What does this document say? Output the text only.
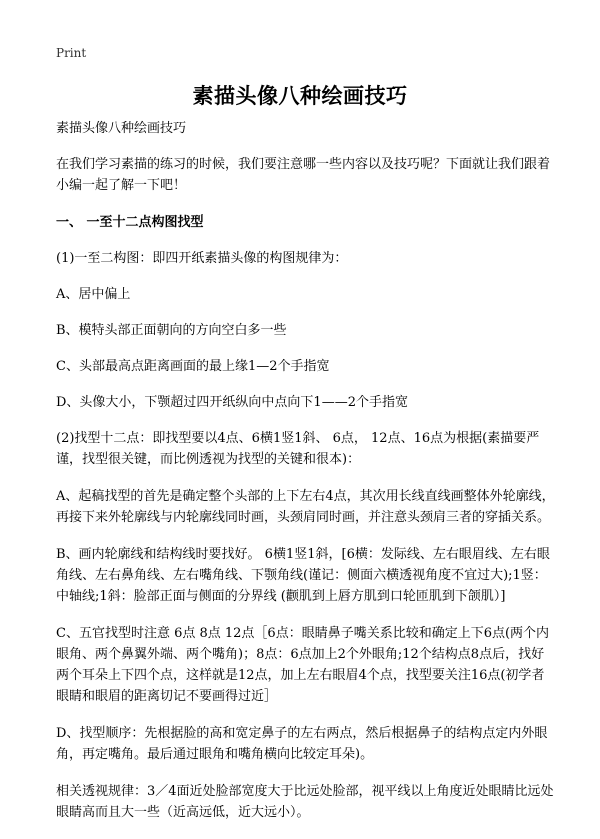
Print
素描头像八种绘画技巧

素描头像八种绘画技巧

在我们学习素描的练习的时候，我们要注意哪一些内容以及技巧呢？下面就让我们跟着小编一起了解一下吧！

一、 一至十二点构图找型

(1)一至二构图：即四开纸素描头像的构图规律为：

A、居中偏上

B、模特头部正面朝向的方向空白多一些

C、头部最高点距离画面的最上缘1—2个手指宽

D、头像大小，下颚超过四开纸纵向中点向下1——2个手指宽

(2)找型十二点：即找型要以4点、6横1竖1斜、 6点， 12点、16点为根据(素描要严谨，找型很关键，而比例透视为找型的关键和很本)：

A、起稿找型的首先是确定整个头部的上下左右4点，其次用长线直线画整体外轮廓线，再接下来外轮廓线与内轮廓线同时画，头颈肩同时画，并注意头颈肩三者的穿插关系。

B、画内轮廓线和结构线时要找好。 6横1竖1斜，[6横：发际线、左右眼眉线、左右眼角线、左右鼻角线、左右嘴角线、下颚角线(谨记：侧面六横透视角度不宜过大);1竖：中轴线;1斜：脸部正面与侧面的分界线 (颧肌到上唇方肌到口轮匝肌到下颌肌）]

C、五官找型时注意 6点 8点 12点［6点：眼睛鼻子嘴关系比较和确定上下6点(两个内眼角、两个鼻翼外端、两个嘴角)；8点：6点加上2个外眼角;12个结构点8点后，找好两个耳朵上下四个点，这样就是12点，加上左右眼眉4个点，找型要关注16点(初学者眼睛和眼眉的距离切记不要画得过近］

D、找型顺序：先根据脸的高和宽定鼻子的左右两点，然后根据鼻子的结构点定内外眼角，再定嘴角。最后通过眼角和嘴角横向比较定耳朵)。

相关透视规律：3／4面近处脸部宽度大于比远处脸部，视平线以上角度近处眼睛比远处眼睛高而且大一些（近高远低，近大远小）。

========================

Print every entry exactly as written, without the pictures.

#### [Solved problem]
What does this document say? Output the text only.
Print
素描头像八种绘画技巧

素描头像八种绘画技巧

在我们学习素描的练习的时候，我们要注意哪一些内容以及技巧呢？下面就让我们跟着小编一起了解一下吧！

一、 一至十二点构图找型

(1)一至二构图：即四开纸素描头像的构图规律为：

A、居中偏上

B、模特头部正面朝向的方向空白多一些

C、头部最高点距离画面的最上缘1—2个手指宽

D、头像大小，下颚超过四开纸纵向中点向下1——2个手指宽

(2)找型十二点：即找型要以4点、6横1竖1斜、 6点， 12点、16点为根据(素描要严谨，找型很关键，而比例透视为找型的关键和很本)：

A、起稿找型的首先是确定整个头部的上下左右4点，其次用长线直线画整体外轮廓线，再接下来外轮廓线与内轮廓线同时画，头颈肩同时画，并注意头颈肩三者的穿插关系。

B、画内轮廓线和结构线时要找好。 6横1竖1斜，[6横：发际线、左右眼眉线、左右眼角线、左右鼻角线、左右嘴角线、下颚角线(谨记：侧面六横透视角度不宜过大);1竖：中轴线;1斜：脸部正面与侧面的分界线 (颧肌到上唇方肌到口轮匝肌到下颌肌）]

C、五官找型时注意 6点 8点 12点［6点：眼睛鼻子嘴关系比较和确定上下6点(两个内眼角、两个鼻翼外端、两个嘴角)；8点：6点加上2个外眼角;12个结构点8点后，找好两个耳朵上下四个点，这样就是12点，加上左右眼眉4个点，找型要关注16点(初学者眼睛和眼眉的距离切记不要画得过近］

D、找型顺序：先根据脸的高和宽定鼻子的左右两点，然后根据鼻子的结构点定内外眼角，再定嘴角。最后通过眼角和嘴角横向比较定耳朵)。

相关透视规律：3／4面近处脸部宽度大于比远处脸部，视平线以上角度近处眼睛比远处眼睛高而且大一些（近高远低，近大远小）。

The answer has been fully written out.